:: Dataset records ::

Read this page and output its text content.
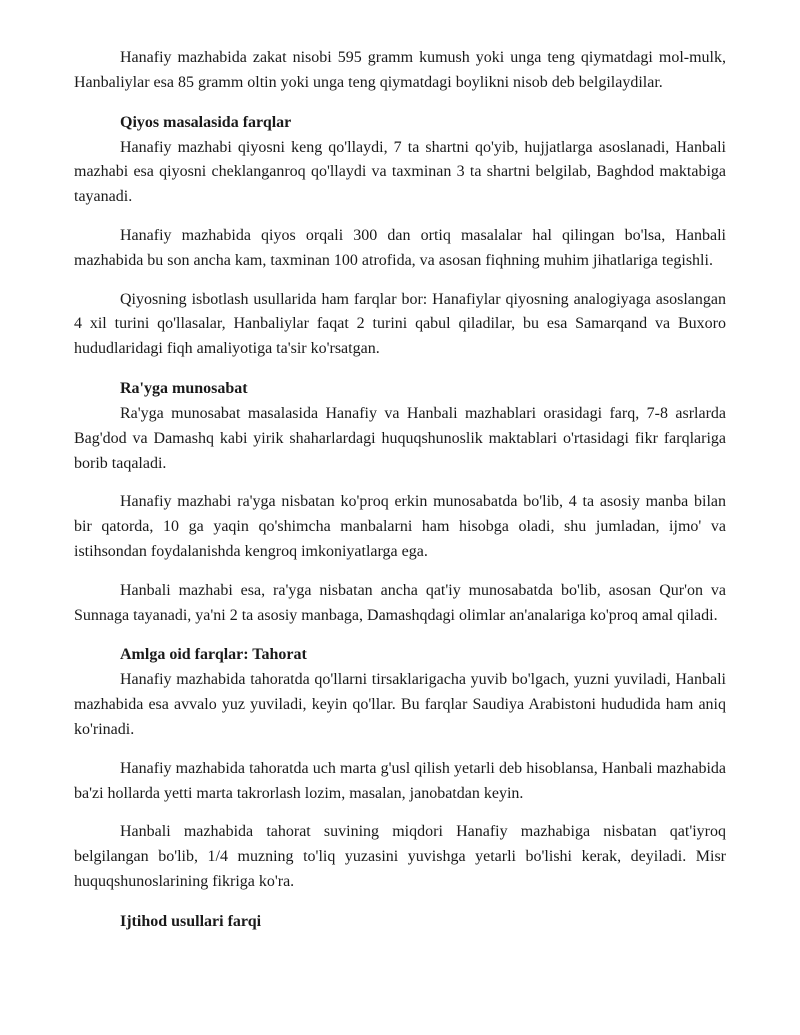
Hanafiy mazhabida zakat nisobi 595 gramm kumush yoki unga teng qiymatdagi mol-mulk, Hanbaliylar esa 85 gramm oltin yoki unga teng qiymatdagi boylikni nisob deb belgilaydilar.

Qiyos masalasida farqlar

Hanafiy mazhabi qiyosni keng qo'llaydi, 7 ta shartni qo'yib, hujjatlarga asoslanadi, Hanbali mazhabi esa qiyosni cheklanganroq qo'llaydi va taxminan 3 ta shartni belgilab, Baghdod maktabiga tayanadi.

Hanafiy mazhabida qiyos orqali 300 dan ortiq masalalar hal qilingan bo'lsa, Hanbali mazhabida bu son ancha kam, taxminan 100 atrofida, va asosan fiqhning muhim jihatlariga tegishli.

Qiyosning isbotlash usullarida ham farqlar bor: Hanafiylar qiyosning analogiyaga asoslangan 4 xil turini qo'llasalar, Hanbaliylar faqat 2 turini qabul qiladilar, bu esa Samarqand va Buxoro hududlaridagi fiqh amaliyotiga ta'sir ko'rsatgan.

Ra'yga munosabat

Ra'yga munosabat masalasida Hanafiy va Hanbali mazhablari orasidagi farq, 7-8 asrlarda Bag'dod va Damashq kabi yirik shaharlardagi huquqshunoslik maktablari o'rtasidagi fikr farqlariga borib taqaladi.

Hanafiy mazhabi ra'yga nisbatan ko'proq erkin munosabatda bo'lib, 4 ta asosiy manba bilan bir qatorda, 10 ga yaqin qo'shimcha manbalarni ham hisobga oladi, shu jumladan, ijmo' va istihsondan foydalanishda kengroq imkoniyatlarga ega.

Hanbali mazhabi esa, ra'yga nisbatan ancha qat'iy munosabatda bo'lib, asosan Qur'on va Sunnaga tayanadi, ya'ni 2 ta asosiy manbaga, Damashqdagi olimlar an'analariga ko'proq amal qiladi.

Amlga oid farqlar: Tahorat

Hanafiy mazhabida tahoratda qo'llarni tirsaklarigacha yuvib bo'lgach, yuzni yuviladi, Hanbali mazhabida esa avvalo yuz yuviladi, keyin qo'llar. Bu farqlar Saudiya Arabistoni hududida ham aniq ko'rinadi.

Hanafiy mazhabida tahoratda uch marta g'usl qilish yetarli deb hisoblansa, Hanbali mazhabida ba'zi hollarda yetti marta takrorlash lozim, masalan, janobatdan keyin.

Hanbali mazhabida tahorat suvining miqdori Hanafiy mazhabiga nisbatan qat'iyroq belgilangan bo'lib, 1/4 muzning to'liq yuzasini yuvishga yetarli bo'lishi kerak, deyiladi. Misr huquqshunoslarining fikriga ko'ra.

Ijtihod usullari farqi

:::

→ Given problem
Check each line of the records for the word "Hanbaliylar" and extract those that contain it.

→ Output
Hanafiy mazhabida zakat nisobi 595 gramm kumush yoki unga teng qiymatdagi mol-mulk, Hanbaliylar esa 85 gramm oltin yoki unga teng qiymatdagi boylikni nisob deb belgilaydilar.
Qiyosning isbotlash usullarida ham farqlar bor: Hanafiylar qiyosning analogiyaga asoslangan 4 xil turini qo'llasalar, Hanbaliylar faqat 2 turini qabul qiladilar, bu esa Samarqand va Buxoro hududlaridagi fiqh amaliyotiga ta'sir ko'rsatgan.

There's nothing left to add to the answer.